__WRITTEN EXERCISE__.
Set down each entry exactly as given; pictures should not appear in the copy.

__DATA FOR PROCESSING__.

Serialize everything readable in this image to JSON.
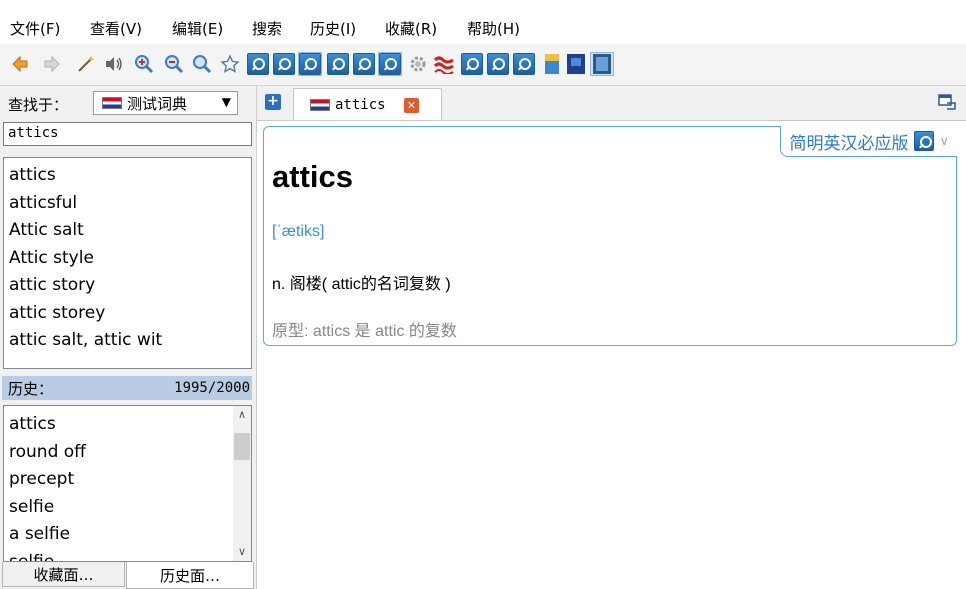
{
  "menu": {
    "items": [
      "文件(F)",
      "查看(V)",
      "编辑(E)",
      "搜索",
      "历史(I)",
      "收藏(R)",
      "帮助(H)"
    ]
  },
  "toolbar": {
    "icons": [
      "back-icon",
      "forward-icon",
      "wand-icon",
      "speaker-icon",
      "zoom-in-icon",
      "zoom-out-icon",
      "zoom-reset-icon",
      "star-icon",
      "dictionary-icon",
      "dictionary-icon",
      "dictionary-icon",
      "dictionary-icon",
      "dictionary-icon",
      "dictionary-icon",
      "gear-icon",
      "wave-icon",
      "dictionary-icon",
      "dictionary-icon",
      "dictionary-icon",
      "book-icon",
      "book-icon",
      "book-icon"
    ]
  },
  "left": {
    "lookin_label": "查找于：",
    "dict_select": "测试词典",
    "search_value": "attics",
    "word_list": [
      "attics",
      "atticsful",
      "Attic salt",
      "Attic style",
      "attic story",
      "attic storey",
      "attic salt, attic wit"
    ],
    "history_label": "历史：",
    "history_count": "1995/2000",
    "history_list": [
      "attics",
      "round off",
      "precept",
      "selfie",
      "a selfie",
      "selfie"
    ],
    "tabs": {
      "favorites": "收藏面…",
      "history": "历史面…"
    }
  },
  "right": {
    "tab_label": "attics",
    "dict_name": "简明英汉必应版",
    "headword": "attics",
    "phonetic": "[ˈætiks]",
    "definition": "n. 阁楼( attic的名词复数 )",
    "origin": "原型: attics 是 attic 的复数"
  },
  "colors": {
    "accent": "#5aa9e6",
    "phonetic": "#3a8ee6",
    "history_header": "#b8cde3"
  }
}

__SOLUTION TO THIS TASK__.
Serialize everything readable in this image to JSON.
{
  "menu": {
    "items": [
      "文件(F)",
      "查看(V)",
      "编辑(E)",
      "搜索",
      "历史(I)",
      "收藏(R)",
      "帮助(H)"
    ]
  },
  "toolbar": {
    "icons": [
      "back-icon",
      "forward-icon",
      "wand-icon",
      "speaker-icon",
      "zoom-in-icon",
      "zoom-out-icon",
      "zoom-reset-icon",
      "star-icon",
      "dictionary-icon",
      "dictionary-icon",
      "dictionary-icon",
      "dictionary-icon",
      "dictionary-icon",
      "dictionary-icon",
      "gear-icon",
      "wave-icon",
      "dictionary-icon",
      "dictionary-icon",
      "dictionary-icon",
      "book-icon",
      "book-icon",
      "book-icon"
    ]
  },
  "left": {
    "lookin_label": "查找于：",
    "dict_select": "测试词典",
    "search_value": "attics",
    "word_list": [
      "attics",
      "atticsful",
      "Attic salt",
      "Attic style",
      "attic story",
      "attic storey",
      "attic salt, attic wit"
    ],
    "history_label": "历史：",
    "history_count": "1995/2000",
    "history_list": [
      "attics",
      "round off",
      "precept",
      "selfie",
      "a selfie",
      "selfie"
    ],
    "tabs": {
      "favorites": "收藏面…",
      "history": "历史面…"
    }
  },
  "right": {
    "tab_label": "attics",
    "dict_name": "简明英汉必应版",
    "headword": "attics",
    "phonetic": "[ˈætiks]",
    "definition": "n. 阁楼( attic的名词复数 )",
    "origin": "原型: attics 是 attic 的复数"
  },
  "colors": {
    "accent": "#5aa9e6",
    "phonetic": "#3a8ee6",
    "history_header": "#b8cde3"
  }
}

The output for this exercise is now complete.